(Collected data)

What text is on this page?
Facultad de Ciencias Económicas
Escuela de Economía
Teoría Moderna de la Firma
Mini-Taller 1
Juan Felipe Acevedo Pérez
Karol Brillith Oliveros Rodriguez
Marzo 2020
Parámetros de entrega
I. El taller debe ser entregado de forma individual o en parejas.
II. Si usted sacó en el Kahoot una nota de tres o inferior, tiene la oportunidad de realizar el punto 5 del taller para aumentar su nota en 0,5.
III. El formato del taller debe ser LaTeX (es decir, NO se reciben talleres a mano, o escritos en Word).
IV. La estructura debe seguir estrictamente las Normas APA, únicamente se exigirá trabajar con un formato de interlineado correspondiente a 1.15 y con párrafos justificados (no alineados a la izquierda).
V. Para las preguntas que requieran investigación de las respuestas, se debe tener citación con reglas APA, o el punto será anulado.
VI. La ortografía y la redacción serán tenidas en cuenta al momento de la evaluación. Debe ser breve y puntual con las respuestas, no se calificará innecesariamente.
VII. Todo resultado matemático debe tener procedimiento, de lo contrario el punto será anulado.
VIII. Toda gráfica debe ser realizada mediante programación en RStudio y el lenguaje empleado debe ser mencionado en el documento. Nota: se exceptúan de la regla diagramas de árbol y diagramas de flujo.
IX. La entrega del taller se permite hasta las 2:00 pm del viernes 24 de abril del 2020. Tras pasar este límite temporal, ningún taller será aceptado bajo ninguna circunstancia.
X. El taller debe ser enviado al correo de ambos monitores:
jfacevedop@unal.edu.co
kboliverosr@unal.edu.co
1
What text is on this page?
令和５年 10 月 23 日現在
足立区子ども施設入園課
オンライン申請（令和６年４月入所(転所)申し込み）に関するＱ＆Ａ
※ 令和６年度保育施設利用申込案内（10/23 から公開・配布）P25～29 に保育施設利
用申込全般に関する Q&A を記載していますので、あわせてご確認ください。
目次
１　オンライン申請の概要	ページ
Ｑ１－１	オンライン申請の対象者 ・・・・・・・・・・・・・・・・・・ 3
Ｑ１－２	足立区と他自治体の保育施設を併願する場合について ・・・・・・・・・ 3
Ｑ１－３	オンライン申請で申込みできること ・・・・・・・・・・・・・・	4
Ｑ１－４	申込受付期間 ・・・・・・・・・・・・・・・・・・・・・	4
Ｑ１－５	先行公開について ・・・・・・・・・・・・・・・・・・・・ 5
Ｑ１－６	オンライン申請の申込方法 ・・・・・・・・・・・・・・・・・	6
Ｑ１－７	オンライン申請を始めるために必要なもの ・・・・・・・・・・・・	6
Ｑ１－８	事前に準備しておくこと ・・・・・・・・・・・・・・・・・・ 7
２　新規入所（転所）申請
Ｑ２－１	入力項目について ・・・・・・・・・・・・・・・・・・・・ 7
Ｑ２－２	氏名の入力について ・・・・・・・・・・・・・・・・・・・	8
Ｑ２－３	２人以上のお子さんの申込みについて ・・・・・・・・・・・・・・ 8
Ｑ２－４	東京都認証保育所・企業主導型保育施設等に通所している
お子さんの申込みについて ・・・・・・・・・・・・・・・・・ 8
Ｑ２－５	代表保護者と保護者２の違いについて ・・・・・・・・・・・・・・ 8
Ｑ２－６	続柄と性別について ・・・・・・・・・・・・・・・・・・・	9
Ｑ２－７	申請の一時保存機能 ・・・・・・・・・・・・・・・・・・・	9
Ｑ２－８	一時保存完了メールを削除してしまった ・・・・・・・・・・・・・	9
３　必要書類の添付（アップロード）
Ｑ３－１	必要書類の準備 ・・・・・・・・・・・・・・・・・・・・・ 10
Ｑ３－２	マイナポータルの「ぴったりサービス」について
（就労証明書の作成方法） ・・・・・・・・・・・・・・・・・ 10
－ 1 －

» Problem: Retype the material above, line by line, exactly.

» Task answer:
What text is on this page?
Facultad de Ciencias Económicas
Escuela de Economía
Teoría Moderna de la Firma
Mini-Taller 1
Juan Felipe Acevedo Pérez
Karol Brillith Oliveros Rodriguez
Marzo 2020
Parámetros de entrega
I. El taller debe ser entregado de forma individual o en parejas.
II. Si usted sacó en el Kahoot una nota de tres o inferior, tiene la oportunidad de realizar el punto 5 del taller para aumentar su nota en 0,5.
III. El formato del taller debe ser LaTeX (es decir, NO se reciben talleres a mano, o escritos en Word).
IV. La estructura debe seguir estrictamente las Normas APA, únicamente se exigirá trabajar con un formato de interlineado correspondiente a 1.15 y con párrafos justificados (no alineados a la izquierda).
V. Para las preguntas que requieran investigación de las respuestas, se debe tener citación con reglas APA, o el punto será anulado.
VI. La ortografía y la redacción serán tenidas en cuenta al momento de la evaluación. Debe ser breve y puntual con las respuestas, no se calificará innecesariamente.
VII. Todo resultado matemático debe tener procedimiento, de lo contrario el punto será anulado.
VIII. Toda gráfica debe ser realizada mediante programación en RStudio y el lenguaje empleado debe ser mencionado en el documento. Nota: se exceptúan de la regla diagramas de árbol y diagramas de flujo.
IX. La entrega del taller se permite hasta las 2:00 pm del viernes 24 de abril del 2020. Tras pasar este límite temporal, ningún taller será aceptado bajo ninguna circunstancia.
X. El taller debe ser enviado al correo de ambos monitores:
jfacevedop@unal.edu.co
kboliverosr@unal.edu.co
1
What text is on this page?
令和５年 10 月 23 日現在
足立区子ども施設入園課
オンライン申請（令和６年４月入所(転所)申し込み）に関するＱ＆Ａ
※ 令和６年度保育施設利用申込案内（10/23 から公開・配布）P25～29 に保育施設利
用申込全般に関する Q&A を記載していますので、あわせてご確認ください。
目次
１　オンライン申請の概要	ページ
Ｑ１－１	オンライン申請の対象者 ・・・・・・・・・・・・・・・・・・ 3
Ｑ１－２	足立区と他自治体の保育施設を併願する場合について ・・・・・・・・・ 3
Ｑ１－３	オンライン申請で申込みできること ・・・・・・・・・・・・・・	4
Ｑ１－４	申込受付期間 ・・・・・・・・・・・・・・・・・・・・・	4
Ｑ１－５	先行公開について ・・・・・・・・・・・・・・・・・・・・ 5
Ｑ１－６	オンライン申請の申込方法 ・・・・・・・・・・・・・・・・・	6
Ｑ１－７	オンライン申請を始めるために必要なもの ・・・・・・・・・・・・	6
Ｑ１－８	事前に準備しておくこと ・・・・・・・・・・・・・・・・・・ 7
２　新規入所（転所）申請
Ｑ２－１	入力項目について ・・・・・・・・・・・・・・・・・・・・ 7
Ｑ２－２	氏名の入力について ・・・・・・・・・・・・・・・・・・・	8
Ｑ２－３	２人以上のお子さんの申込みについて ・・・・・・・・・・・・・・ 8
Ｑ２－４	東京都認証保育所・企業主導型保育施設等に通所している
お子さんの申込みについて ・・・・・・・・・・・・・・・・・ 8
Ｑ２－５	代表保護者と保護者２の違いについて ・・・・・・・・・・・・・・ 8
Ｑ２－６	続柄と性別について ・・・・・・・・・・・・・・・・・・・	9
Ｑ２－７	申請の一時保存機能 ・・・・・・・・・・・・・・・・・・・	9
Ｑ２－８	一時保存完了メールを削除してしまった ・・・・・・・・・・・・・	9
３　必要書類の添付（アップロード）
Ｑ３－１	必要書類の準備 ・・・・・・・・・・・・・・・・・・・・・ 10
Ｑ３－２	マイナポータルの「ぴったりサービス」について
（就労証明書の作成方法） ・・・・・・・・・・・・・・・・・ 10
－ 1 －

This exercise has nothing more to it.